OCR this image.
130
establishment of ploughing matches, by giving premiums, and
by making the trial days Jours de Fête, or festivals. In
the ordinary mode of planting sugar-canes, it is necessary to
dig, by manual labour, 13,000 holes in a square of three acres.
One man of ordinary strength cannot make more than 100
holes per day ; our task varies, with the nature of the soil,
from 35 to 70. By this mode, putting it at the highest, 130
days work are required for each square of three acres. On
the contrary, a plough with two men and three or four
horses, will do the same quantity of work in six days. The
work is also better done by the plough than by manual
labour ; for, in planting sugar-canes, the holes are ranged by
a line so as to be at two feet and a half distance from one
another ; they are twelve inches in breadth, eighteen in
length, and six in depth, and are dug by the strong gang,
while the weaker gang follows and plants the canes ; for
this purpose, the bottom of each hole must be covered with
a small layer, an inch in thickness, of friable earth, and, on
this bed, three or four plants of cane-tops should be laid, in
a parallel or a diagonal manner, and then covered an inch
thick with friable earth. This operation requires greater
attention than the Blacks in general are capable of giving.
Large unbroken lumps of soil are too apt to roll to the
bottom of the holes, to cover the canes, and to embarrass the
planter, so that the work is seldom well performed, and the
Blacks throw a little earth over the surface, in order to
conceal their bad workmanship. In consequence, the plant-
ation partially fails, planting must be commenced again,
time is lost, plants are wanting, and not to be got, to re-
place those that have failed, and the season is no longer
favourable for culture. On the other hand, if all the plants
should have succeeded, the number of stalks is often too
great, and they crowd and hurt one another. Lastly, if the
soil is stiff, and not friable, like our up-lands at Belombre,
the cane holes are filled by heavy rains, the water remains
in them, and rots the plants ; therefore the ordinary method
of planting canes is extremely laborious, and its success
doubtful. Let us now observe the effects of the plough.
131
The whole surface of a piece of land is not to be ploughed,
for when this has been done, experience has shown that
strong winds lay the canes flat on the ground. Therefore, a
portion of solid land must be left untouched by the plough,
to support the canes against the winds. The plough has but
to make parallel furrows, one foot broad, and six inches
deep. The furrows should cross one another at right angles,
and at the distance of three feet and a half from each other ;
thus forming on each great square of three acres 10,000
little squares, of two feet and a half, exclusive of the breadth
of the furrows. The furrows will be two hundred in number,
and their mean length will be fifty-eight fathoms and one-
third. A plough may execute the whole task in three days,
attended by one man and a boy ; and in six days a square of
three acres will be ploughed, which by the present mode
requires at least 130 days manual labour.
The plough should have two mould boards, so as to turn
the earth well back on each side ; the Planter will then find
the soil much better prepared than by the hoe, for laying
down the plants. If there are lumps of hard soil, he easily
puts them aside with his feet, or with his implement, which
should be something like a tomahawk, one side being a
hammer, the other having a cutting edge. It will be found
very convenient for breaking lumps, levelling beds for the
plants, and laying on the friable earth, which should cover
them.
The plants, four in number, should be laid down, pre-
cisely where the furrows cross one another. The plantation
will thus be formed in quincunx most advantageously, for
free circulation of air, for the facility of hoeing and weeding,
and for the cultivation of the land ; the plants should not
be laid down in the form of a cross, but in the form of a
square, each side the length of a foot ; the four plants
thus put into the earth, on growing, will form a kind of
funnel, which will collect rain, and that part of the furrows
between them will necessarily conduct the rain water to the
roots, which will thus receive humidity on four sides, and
==*==
Above are the records. Identify each line that contains the word "lumps".

## Exercise response
Large unbroken lumps of soil are too apt to roll to the
down the plants. If there are lumps of hard soil, he easily
very convenient for breaking lumps, levelling beds for the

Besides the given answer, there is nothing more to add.